From the records below, pull each line that has "right".

(Entries from a visual dataset)
begin

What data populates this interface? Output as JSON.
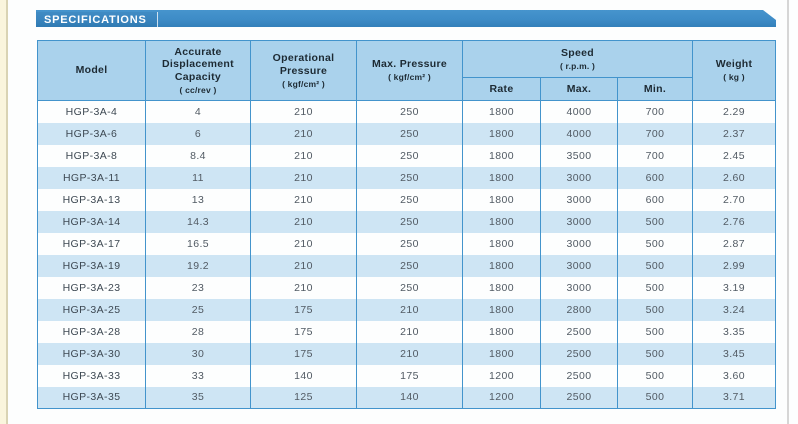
{
  "banner": {
    "title": "SPECIFICATIONS"
  },
  "theme": {
    "banner_blue": "#3E8CC7",
    "header_bg": "#AAD2EC",
    "stripe_bg": "#CEE5F4",
    "border_blue": "#4394CC",
    "header_text": "#1D2A33",
    "body_text": "#515A63",
    "gutter_cream": "#FAF5DD"
  },
  "table": {
    "headers": {
      "model": "Model",
      "capacity_label": "Accurate Displacement Capacity",
      "capacity_unit": "( cc/rev )",
      "op_pressure_label": "Operational Pressure",
      "op_pressure_unit": "( kgf/cm² )",
      "max_pressure_label": "Max. Pressure",
      "max_pressure_unit": "( kgf/cm² )",
      "speed_label": "Speed",
      "speed_unit": "( r.p.m. )",
      "speed_sub": [
        "Rate",
        "Max.",
        "Min."
      ],
      "weight_label": "Weight",
      "weight_unit": "( kg )"
    },
    "rows": [
      [
        "HGP-3A-4",
        "4",
        "210",
        "250",
        "1800",
        "4000",
        "700",
        "2.29"
      ],
      [
        "HGP-3A-6",
        "6",
        "210",
        "250",
        "1800",
        "4000",
        "700",
        "2.37"
      ],
      [
        "HGP-3A-8",
        "8.4",
        "210",
        "250",
        "1800",
        "3500",
        "700",
        "2.45"
      ],
      [
        "HGP-3A-11",
        "11",
        "210",
        "250",
        "1800",
        "3000",
        "600",
        "2.60"
      ],
      [
        "HGP-3A-13",
        "13",
        "210",
        "250",
        "1800",
        "3000",
        "600",
        "2.70"
      ],
      [
        "HGP-3A-14",
        "14.3",
        "210",
        "250",
        "1800",
        "3000",
        "500",
        "2.76"
      ],
      [
        "HGP-3A-17",
        "16.5",
        "210",
        "250",
        "1800",
        "3000",
        "500",
        "2.87"
      ],
      [
        "HGP-3A-19",
        "19.2",
        "210",
        "250",
        "1800",
        "3000",
        "500",
        "2.99"
      ],
      [
        "HGP-3A-23",
        "23",
        "210",
        "250",
        "1800",
        "3000",
        "500",
        "3.19"
      ],
      [
        "HGP-3A-25",
        "25",
        "175",
        "210",
        "1800",
        "2800",
        "500",
        "3.24"
      ],
      [
        "HGP-3A-28",
        "28",
        "175",
        "210",
        "1800",
        "2500",
        "500",
        "3.35"
      ],
      [
        "HGP-3A-30",
        "30",
        "175",
        "210",
        "1800",
        "2500",
        "500",
        "3.45"
      ],
      [
        "HGP-3A-33",
        "33",
        "140",
        "175",
        "1200",
        "2500",
        "500",
        "3.60"
      ],
      [
        "HGP-3A-35",
        "35",
        "125",
        "140",
        "1200",
        "2500",
        "500",
        "3.71"
      ]
    ]
  }
}
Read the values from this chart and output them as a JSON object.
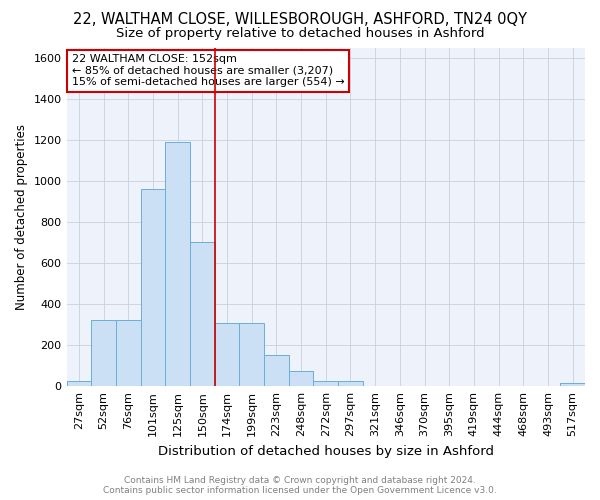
{
  "title1": "22, WALTHAM CLOSE, WILLESBOROUGH, ASHFORD, TN24 0QY",
  "title2": "Size of property relative to detached houses in Ashford",
  "xlabel": "Distribution of detached houses by size in Ashford",
  "ylabel": "Number of detached properties",
  "bar_labels": [
    "27sqm",
    "52sqm",
    "76sqm",
    "101sqm",
    "125sqm",
    "150sqm",
    "174sqm",
    "199sqm",
    "223sqm",
    "248sqm",
    "272sqm",
    "297sqm",
    "321sqm",
    "346sqm",
    "370sqm",
    "395sqm",
    "419sqm",
    "444sqm",
    "468sqm",
    "493sqm",
    "517sqm"
  ],
  "bar_values": [
    25,
    320,
    320,
    960,
    1190,
    700,
    310,
    310,
    150,
    75,
    25,
    25,
    0,
    0,
    0,
    0,
    0,
    0,
    0,
    0,
    15
  ],
  "bar_face_color": "#cce0f5",
  "bar_edge_color": "#6aaed6",
  "vline_x": 5.5,
  "vline_color": "#cc0000",
  "ylim": [
    0,
    1650
  ],
  "yticks": [
    0,
    200,
    400,
    600,
    800,
    1000,
    1200,
    1400,
    1600
  ],
  "annotation_text": "22 WALTHAM CLOSE: 152sqm\n← 85% of detached houses are smaller (3,207)\n15% of semi-detached houses are larger (554) →",
  "footer1": "Contains HM Land Registry data © Crown copyright and database right 2024.",
  "footer2": "Contains public sector information licensed under the Open Government Licence v3.0.",
  "bg_color": "#eef2fb",
  "grid_color": "#c8d0e0",
  "title1_fontsize": 10.5,
  "title2_fontsize": 9.5,
  "xlabel_fontsize": 9.5,
  "ylabel_fontsize": 8.5,
  "tick_fontsize": 8,
  "footer_fontsize": 6.5,
  "annotation_fontsize": 8
}
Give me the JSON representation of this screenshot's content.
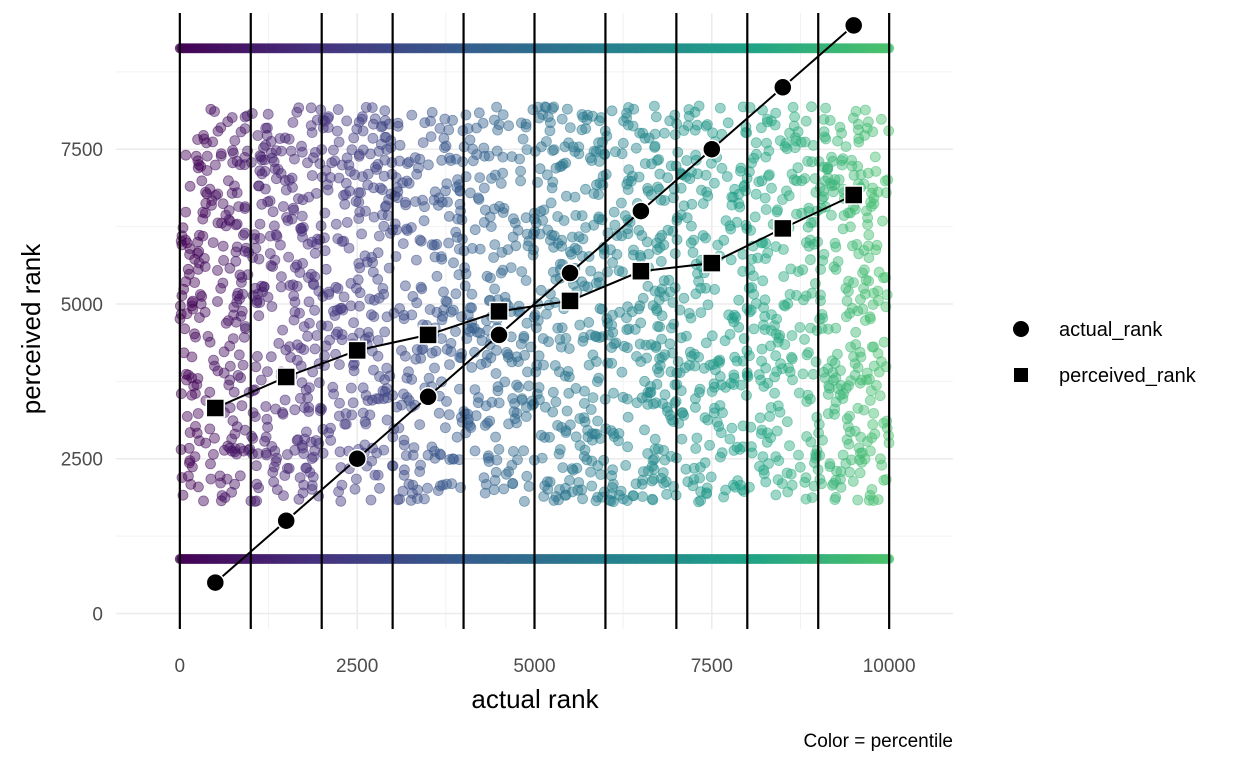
{
  "chart_data": {
    "type": "scatter",
    "xlabel": "actual rank",
    "ylabel": "perceived rank",
    "caption": "Color = percentile",
    "xlim": [
      -900,
      10900
    ],
    "ylim": [
      -250,
      9700
    ],
    "x_ticks": [
      0,
      2500,
      5000,
      7500,
      10000
    ],
    "x_tick_labels": [
      "0",
      "2500",
      "5000",
      "7500",
      "10000"
    ],
    "y_ticks": [
      0,
      2500,
      5000,
      7500
    ],
    "y_tick_labels": [
      "0",
      "2500",
      "5000",
      "7500"
    ],
    "grid": true,
    "vlines": [
      0,
      1000,
      2000,
      3000,
      4000,
      5000,
      6000,
      7000,
      8000,
      9000,
      10000
    ],
    "color_scale": "viridis",
    "color_range": [
      "#440154",
      "#46337e",
      "#365c8d",
      "#277f8e",
      "#1fa187",
      "#4ac16d"
    ],
    "jitter_cloud": {
      "x_range": [
        0,
        10000
      ],
      "y_range": [
        1800,
        8200
      ],
      "point_alpha": 0.45
    },
    "floor_band_y": 880,
    "ceiling_band_y": 9130,
    "categories": [
      "500",
      "1500",
      "2500",
      "3500",
      "4500",
      "5500",
      "6500",
      "7500",
      "8500",
      "9500"
    ],
    "series": [
      {
        "name": "actual_rank",
        "marker": "circle",
        "x": [
          500,
          1500,
          2500,
          3500,
          4500,
          5500,
          6500,
          7500,
          8500,
          9500
        ],
        "values": [
          500,
          1500,
          2500,
          3500,
          4500,
          5500,
          6500,
          7500,
          8500,
          9500
        ]
      },
      {
        "name": "perceived_rank",
        "marker": "square",
        "x": [
          500,
          1500,
          2500,
          3500,
          4500,
          5500,
          6500,
          7500,
          8500,
          9500
        ],
        "values": [
          3320,
          3820,
          4250,
          4500,
          4880,
          5050,
          5530,
          5660,
          6220,
          6760
        ]
      }
    ],
    "legend": {
      "position": "right",
      "entries": [
        "actual_rank",
        "perceived_rank"
      ]
    }
  }
}
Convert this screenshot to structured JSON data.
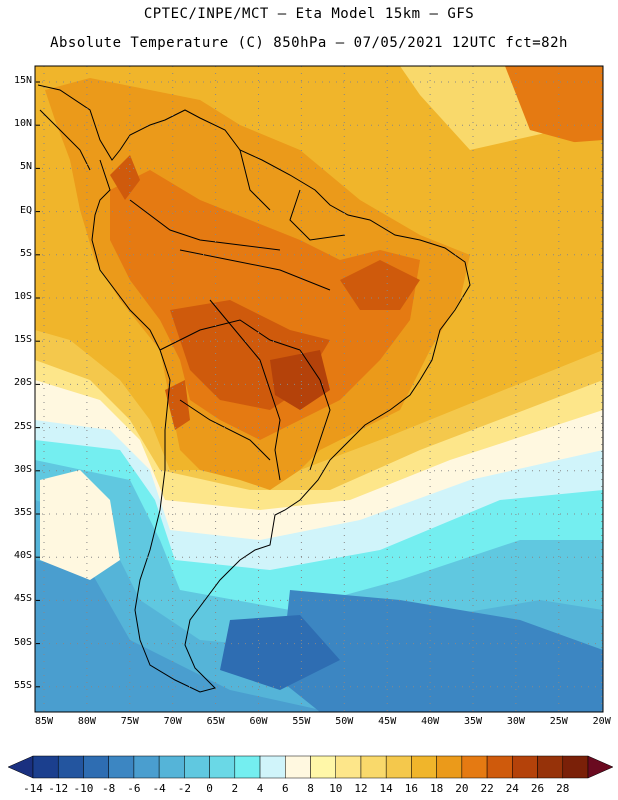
{
  "header": {
    "line1": "CPTEC/INPE/MCT –  Eta Model 15km – GFS",
    "line2": "Absolute Temperature (C) 850hPa – 07/05/2021 12UTC fct=82h"
  },
  "latitude_labels": [
    "15N",
    "10N",
    "5N",
    "EQ",
    "5S",
    "10S",
    "15S",
    "20S",
    "25S",
    "30S",
    "35S",
    "40S",
    "45S",
    "50S",
    "55S"
  ],
  "longitude_labels": [
    "85W",
    "80W",
    "75W",
    "70W",
    "65W",
    "60W",
    "55W",
    "50W",
    "45W",
    "40W",
    "35W",
    "30W",
    "25W",
    "20W"
  ],
  "colorbar": {
    "labels": [
      "-14",
      "-12",
      "-10",
      "-8",
      "-6",
      "-4",
      "-2",
      "0",
      "2",
      "4",
      "6",
      "8",
      "10",
      "12",
      "14",
      "16",
      "18",
      "20",
      "22",
      "24",
      "26",
      "28"
    ],
    "colors": [
      "#1b3f8e",
      "#23559f",
      "#2e6db2",
      "#3c86c2",
      "#4a9ecf",
      "#55b4d8",
      "#60c8e0",
      "#6ad8e6",
      "#74eef0",
      "#d0f4fa",
      "#fff8e0",
      "#fff7a8",
      "#fde68a",
      "#f9d96b",
      "#f4c84c",
      "#f0b52b",
      "#eb9a1a",
      "#e57a12",
      "#cf5a0c",
      "#b4420a",
      "#963209",
      "#7a2008"
    ]
  },
  "colors": {
    "land_border": "#000000",
    "grid_dots": "#888888"
  }
}
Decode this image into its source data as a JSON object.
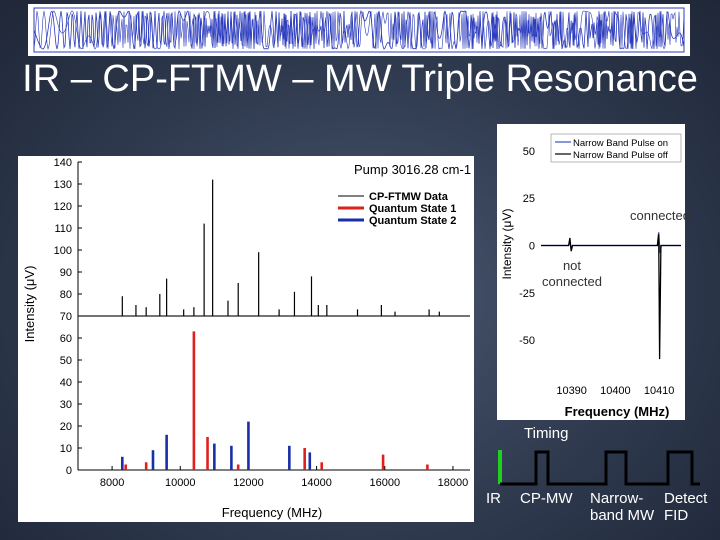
{
  "title": "IR – CP-FTMW – MW Triple Resonance",
  "chart_data": [
    {
      "type": "bar",
      "title": "Pump 3016.28 cm-1",
      "xlabel": "Frequency (MHz)",
      "ylabel": "Intensity (μV)",
      "xlim": [
        7000,
        18500
      ],
      "ylim": [
        0,
        140
      ],
      "xticks": [
        8000,
        10000,
        12000,
        14000,
        16000,
        18000
      ],
      "yticks": [
        0,
        10,
        20,
        30,
        40,
        50,
        60,
        70,
        80,
        90,
        100,
        110,
        120,
        130,
        140
      ],
      "legend_position": "top-right",
      "series": [
        {
          "name": "CP-FTMW Data",
          "color": "#000000",
          "baseline": 70,
          "points": [
            {
              "x": 8300,
              "y": 79
            },
            {
              "x": 8700,
              "y": 75
            },
            {
              "x": 9000,
              "y": 74
            },
            {
              "x": 9400,
              "y": 80
            },
            {
              "x": 9600,
              "y": 87
            },
            {
              "x": 10100,
              "y": 73
            },
            {
              "x": 10400,
              "y": 74
            },
            {
              "x": 10700,
              "y": 112
            },
            {
              "x": 10950,
              "y": 132
            },
            {
              "x": 11400,
              "y": 77
            },
            {
              "x": 11700,
              "y": 85
            },
            {
              "x": 12300,
              "y": 99
            },
            {
              "x": 12900,
              "y": 73
            },
            {
              "x": 13350,
              "y": 81
            },
            {
              "x": 13850,
              "y": 88
            },
            {
              "x": 14050,
              "y": 75
            },
            {
              "x": 14300,
              "y": 75
            },
            {
              "x": 15200,
              "y": 73
            },
            {
              "x": 15900,
              "y": 75
            },
            {
              "x": 16300,
              "y": 72
            },
            {
              "x": 17300,
              "y": 73
            },
            {
              "x": 17600,
              "y": 72
            }
          ]
        },
        {
          "name": "Quantum State 1",
          "color": "#e0201e",
          "points": [
            {
              "x": 8400,
              "y": 2.5
            },
            {
              "x": 9000,
              "y": 3.5
            },
            {
              "x": 10400,
              "y": 63
            },
            {
              "x": 10800,
              "y": 15
            },
            {
              "x": 11700,
              "y": 2.5
            },
            {
              "x": 13650,
              "y": 10
            },
            {
              "x": 14150,
              "y": 3.5
            },
            {
              "x": 15950,
              "y": 7
            },
            {
              "x": 17250,
              "y": 2.5
            }
          ]
        },
        {
          "name": "Quantum State 2",
          "color": "#1a2ea8",
          "points": [
            {
              "x": 8300,
              "y": 6
            },
            {
              "x": 9200,
              "y": 9
            },
            {
              "x": 9600,
              "y": 16
            },
            {
              "x": 11000,
              "y": 12
            },
            {
              "x": 11500,
              "y": 11
            },
            {
              "x": 12000,
              "y": 22
            },
            {
              "x": 13200,
              "y": 11
            },
            {
              "x": 13800,
              "y": 8
            }
          ]
        }
      ]
    },
    {
      "type": "line",
      "xlabel": "Frequency (MHz)",
      "ylabel": "Intensity (μV)",
      "xlim": [
        10383,
        10415
      ],
      "ylim": [
        -70,
        60
      ],
      "xticks": [
        10390,
        10400,
        10410
      ],
      "yticks": [
        50,
        25,
        0,
        -25,
        -50
      ],
      "legend_position": "top-right",
      "series": [
        {
          "name": "Narrow Band Pulse on",
          "color": "#3a4fc0",
          "points": [
            {
              "x": 10383,
              "y": 0
            },
            {
              "x": 10389.3,
              "y": 0
            },
            {
              "x": 10389.6,
              "y": 2
            },
            {
              "x": 10389.9,
              "y": -2
            },
            {
              "x": 10390.2,
              "y": 0
            },
            {
              "x": 10409.6,
              "y": 0
            },
            {
              "x": 10409.9,
              "y": 7
            },
            {
              "x": 10410.2,
              "y": -4
            },
            {
              "x": 10410.5,
              "y": 0
            },
            {
              "x": 10415,
              "y": 0
            }
          ]
        },
        {
          "name": "Narrow Band Pulse off",
          "color": "#000000",
          "points": [
            {
              "x": 10383,
              "y": 0
            },
            {
              "x": 10389.3,
              "y": 0
            },
            {
              "x": 10389.6,
              "y": 4
            },
            {
              "x": 10389.9,
              "y": -3
            },
            {
              "x": 10390.2,
              "y": 0
            },
            {
              "x": 10409.6,
              "y": 0
            },
            {
              "x": 10409.9,
              "y": 6
            },
            {
              "x": 10410.1,
              "y": -60
            },
            {
              "x": 10410.4,
              "y": 0
            },
            {
              "x": 10415,
              "y": 0
            }
          ]
        }
      ],
      "annotations": [
        "connected",
        "not connected"
      ]
    }
  ],
  "timing": {
    "title": "Timing",
    "labels": [
      "IR",
      "CP-MW",
      "Narrow-band MW",
      "Detect FID"
    ],
    "colors": {
      "ir": "#1fd01f",
      "pulse": "#000000"
    }
  }
}
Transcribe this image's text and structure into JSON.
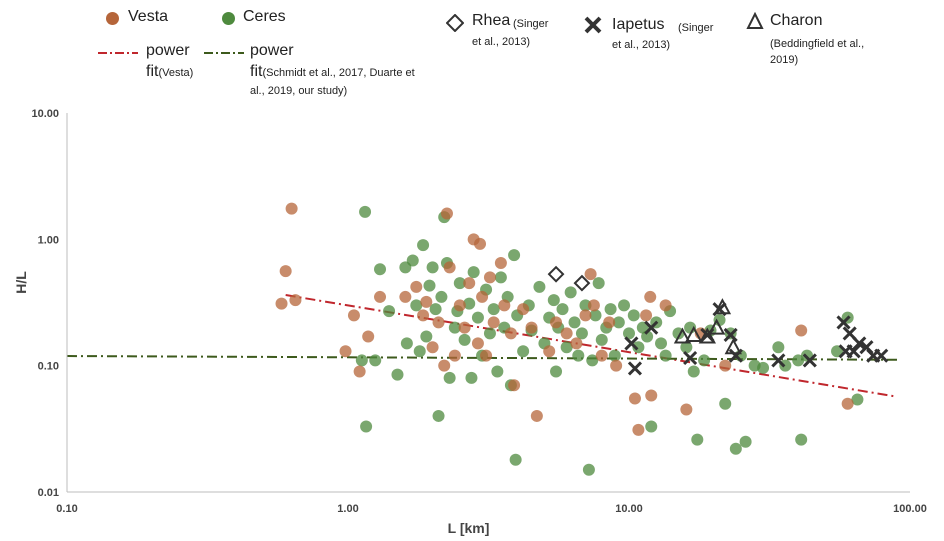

end

| Response to this task |
  "footer1": "Contains HM Land Registry data © Crown copyright and database right 2024.",
      "position": "right",
      "legend_position": "top-right",
      "legend_position": "top-right",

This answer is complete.